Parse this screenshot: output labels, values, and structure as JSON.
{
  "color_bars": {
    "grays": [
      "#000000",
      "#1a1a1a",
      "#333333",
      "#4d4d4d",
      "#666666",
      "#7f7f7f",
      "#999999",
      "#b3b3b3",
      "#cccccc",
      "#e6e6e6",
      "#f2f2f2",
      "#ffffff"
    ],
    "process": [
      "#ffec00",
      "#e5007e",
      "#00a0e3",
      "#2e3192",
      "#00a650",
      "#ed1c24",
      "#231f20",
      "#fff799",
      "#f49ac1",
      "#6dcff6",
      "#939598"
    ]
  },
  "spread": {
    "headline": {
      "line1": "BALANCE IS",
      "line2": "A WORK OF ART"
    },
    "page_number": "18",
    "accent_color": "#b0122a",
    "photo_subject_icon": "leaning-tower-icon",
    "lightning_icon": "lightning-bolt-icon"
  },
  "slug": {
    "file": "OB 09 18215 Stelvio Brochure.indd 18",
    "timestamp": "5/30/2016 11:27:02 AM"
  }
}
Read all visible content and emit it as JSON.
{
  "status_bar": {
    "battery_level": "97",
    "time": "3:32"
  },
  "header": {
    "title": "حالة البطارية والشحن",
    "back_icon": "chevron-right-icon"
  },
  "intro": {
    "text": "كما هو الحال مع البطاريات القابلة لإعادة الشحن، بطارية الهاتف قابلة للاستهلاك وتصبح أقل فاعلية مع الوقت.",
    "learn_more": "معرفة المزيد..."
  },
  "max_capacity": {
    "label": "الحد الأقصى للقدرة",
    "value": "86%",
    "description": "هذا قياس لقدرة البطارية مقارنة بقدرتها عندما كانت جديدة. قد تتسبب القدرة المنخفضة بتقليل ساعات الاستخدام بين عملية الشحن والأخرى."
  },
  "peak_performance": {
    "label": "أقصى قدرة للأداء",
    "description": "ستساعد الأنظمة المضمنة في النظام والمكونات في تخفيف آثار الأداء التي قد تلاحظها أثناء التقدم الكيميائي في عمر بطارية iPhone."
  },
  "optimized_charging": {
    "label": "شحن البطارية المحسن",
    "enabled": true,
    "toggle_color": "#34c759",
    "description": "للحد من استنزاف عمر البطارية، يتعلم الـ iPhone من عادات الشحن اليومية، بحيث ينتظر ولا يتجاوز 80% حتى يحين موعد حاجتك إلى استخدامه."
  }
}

**Your instructions**
Copy out the full listing exactly.

**Task output**
Parse this screenshot: output labels, values, and structure as JSON.
{
  "color_bars": {
    "grays": [
      "#000000",
      "#1a1a1a",
      "#333333",
      "#4d4d4d",
      "#666666",
      "#7f7f7f",
      "#999999",
      "#b3b3b3",
      "#cccccc",
      "#e6e6e6",
      "#f2f2f2",
      "#ffffff"
    ],
    "process": [
      "#ffec00",
      "#e5007e",
      "#00a0e3",
      "#2e3192",
      "#00a650",
      "#ed1c24",
      "#231f20",
      "#fff799",
      "#f49ac1",
      "#6dcff6",
      "#939598"
    ]
  },
  "spread": {
    "headline": {
      "line1": "BALANCE IS",
      "line2": "A WORK OF ART"
    },
    "page_number": "18",
    "accent_color": "#b0122a",
    "photo_subject_icon": "leaning-tower-icon",
    "lightning_icon": "lightning-bolt-icon"
  },
  "slug": {
    "file": "OB 09 18215 Stelvio Brochure.indd 18",
    "timestamp": "5/30/2016 11:27:02 AM"
  }
}
Read all visible content and emit it as JSON.
{
  "status_bar": {
    "battery_level": "97",
    "time": "3:32"
  },
  "header": {
    "title": "حالة البطارية والشحن",
    "back_icon": "chevron-right-icon"
  },
  "intro": {
    "text": "كما هو الحال مع البطاريات القابلة لإعادة الشحن، بطارية الهاتف قابلة للاستهلاك وتصبح أقل فاعلية مع الوقت.",
    "learn_more": "معرفة المزيد..."
  },
  "max_capacity": {
    "label": "الحد الأقصى للقدرة",
    "value": "86%",
    "description": "هذا قياس لقدرة البطارية مقارنة بقدرتها عندما كانت جديدة. قد تتسبب القدرة المنخفضة بتقليل ساعات الاستخدام بين عملية الشحن والأخرى."
  },
  "peak_performance": {
    "label": "أقصى قدرة للأداء",
    "description": "ستساعد الأنظمة المضمنة في النظام والمكونات في تخفيف آثار الأداء التي قد تلاحظها أثناء التقدم الكيميائي في عمر بطارية iPhone."
  },
  "optimized_charging": {
    "label": "شحن البطارية المحسن",
    "enabled": true,
    "toggle_color": "#34c759",
    "description": "للحد من استنزاف عمر البطارية، يتعلم الـ iPhone من عادات الشحن اليومية، بحيث ينتظر ولا يتجاوز 80% حتى يحين موعد حاجتك إلى استخدامه."
  }
}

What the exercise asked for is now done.